**MATERIAL FOR THE TASK**:

▼

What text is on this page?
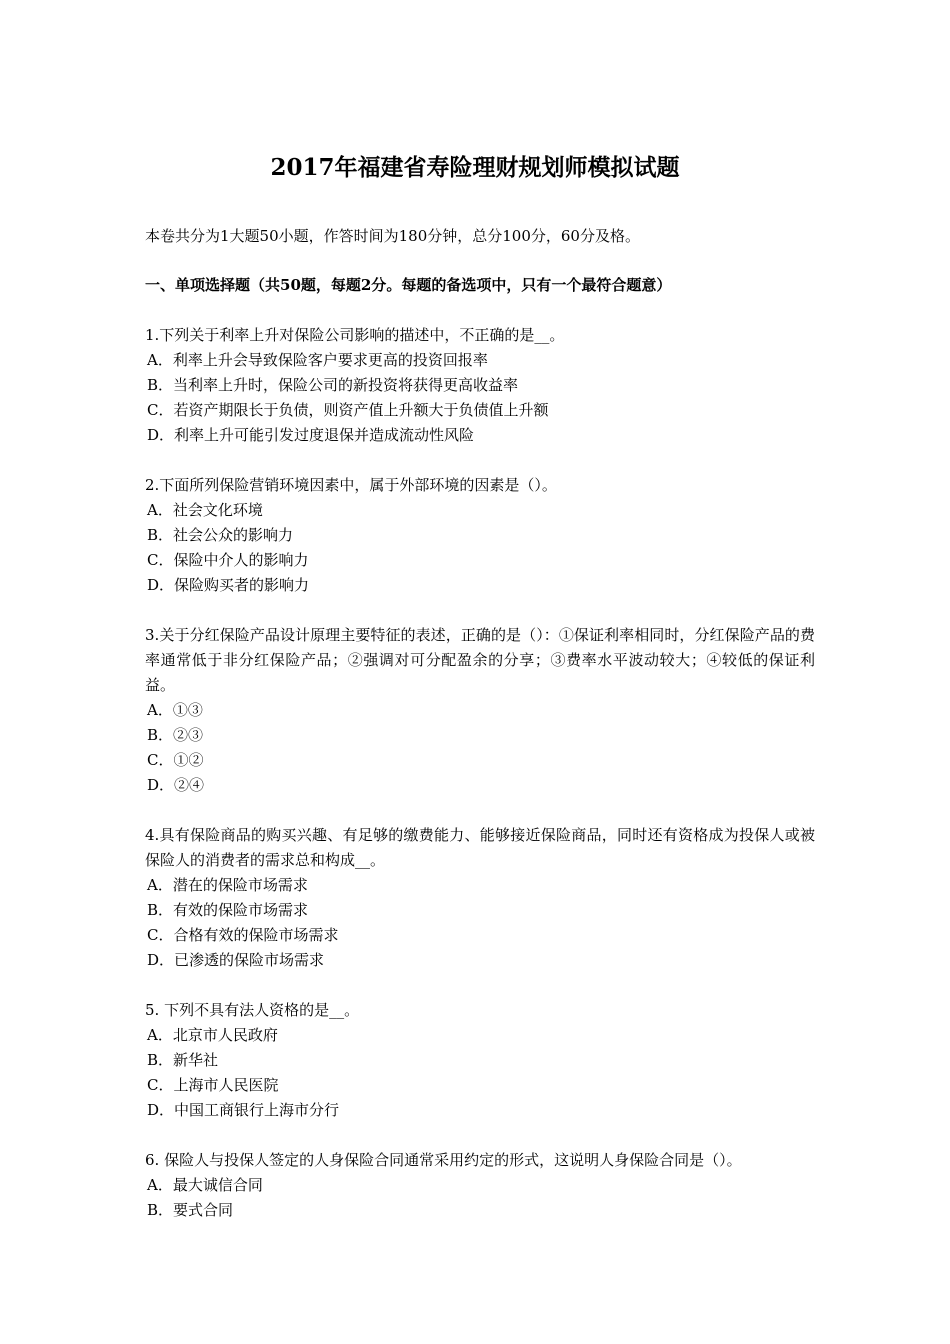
2017年福建省寿险理财规划师模拟试题
本卷共分为1大题50小题，作答时间为180分钟，总分100分，60分及格。
一、单项选择题（共50题，每题2分。每题的备选项中，只有一个最符合题意）
1.下列关于利率上升对保险公司影响的描述中，不正确的是__。
A．利率上升会导致保险客户要求更高的投资回报率
B．当利率上升时，保险公司的新投资将获得更高收益率
C．若资产期限长于负债，则资产值上升额大于负债值上升额
D．利率上升可能引发过度退保并造成流动性风险
2.下面所列保险营销环境因素中，属于外部环境的因素是（）。
A．社会文化环境
B．社会公众的影响力
C．保险中介人的影响力
D．保险购买者的影响力
3.关于分红保险产品设计原理主要特征的表述，正确的是（）：①保证利率相同时，分红保险产品的费率通常低于非分红保险产品；②强调对可分配盈余的分享；③费率水平波动较大；④较低的保证利益。
A．①③
B．②③
C．①②
D．②④
4.具有保险商品的购买兴趣、有足够的缴费能力、能够接近保险商品，同时还有资格成为投保人或被保险人的消费者的需求总和构成__。
A．潜在的保险市场需求
B．有效的保险市场需求
C．合格有效的保险市场需求
D．已渗透的保险市场需求
5. 下列不具有法人资格的是__。
A．北京市人民政府
B．新华社
C．上海市人民医院
D．中国工商银行上海市分行
6. 保险人与投保人签定的人身保险合同通常采用约定的形式，这说明人身保险合同是（）。
A．最大诚信合同
B．要式合同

▲

Images in the records should not be copied. Repeat all the rest exactly.

**CORRECT RESULT**:
What text is on this page?
2017年福建省寿险理财规划师模拟试题
本卷共分为1大题50小题，作答时间为180分钟，总分100分，60分及格。
一、单项选择题（共50题，每题2分。每题的备选项中，只有一个最符合题意）
1.下列关于利率上升对保险公司影响的描述中，不正确的是__。
A．利率上升会导致保险客户要求更高的投资回报率
B．当利率上升时，保险公司的新投资将获得更高收益率
C．若资产期限长于负债，则资产值上升额大于负债值上升额
D．利率上升可能引发过度退保并造成流动性风险
2.下面所列保险营销环境因素中，属于外部环境的因素是（）。
A．社会文化环境
B．社会公众的影响力
C．保险中介人的影响力
D．保险购买者的影响力
3.关于分红保险产品设计原理主要特征的表述，正确的是（）：①保证利率相同时，分红保险产品的费率通常低于非分红保险产品；②强调对可分配盈余的分享；③费率水平波动较大；④较低的保证利益。
A．①③
B．②③
C．①②
D．②④
4.具有保险商品的购买兴趣、有足够的缴费能力、能够接近保险商品，同时还有资格成为投保人或被保险人的消费者的需求总和构成__。
A．潜在的保险市场需求
B．有效的保险市场需求
C．合格有效的保险市场需求
D．已渗透的保险市场需求
5. 下列不具有法人资格的是__。
A．北京市人民政府
B．新华社
C．上海市人民医院
D．中国工商银行上海市分行
6. 保险人与投保人签定的人身保险合同通常采用约定的形式，这说明人身保险合同是（）。
A．最大诚信合同
B．要式合同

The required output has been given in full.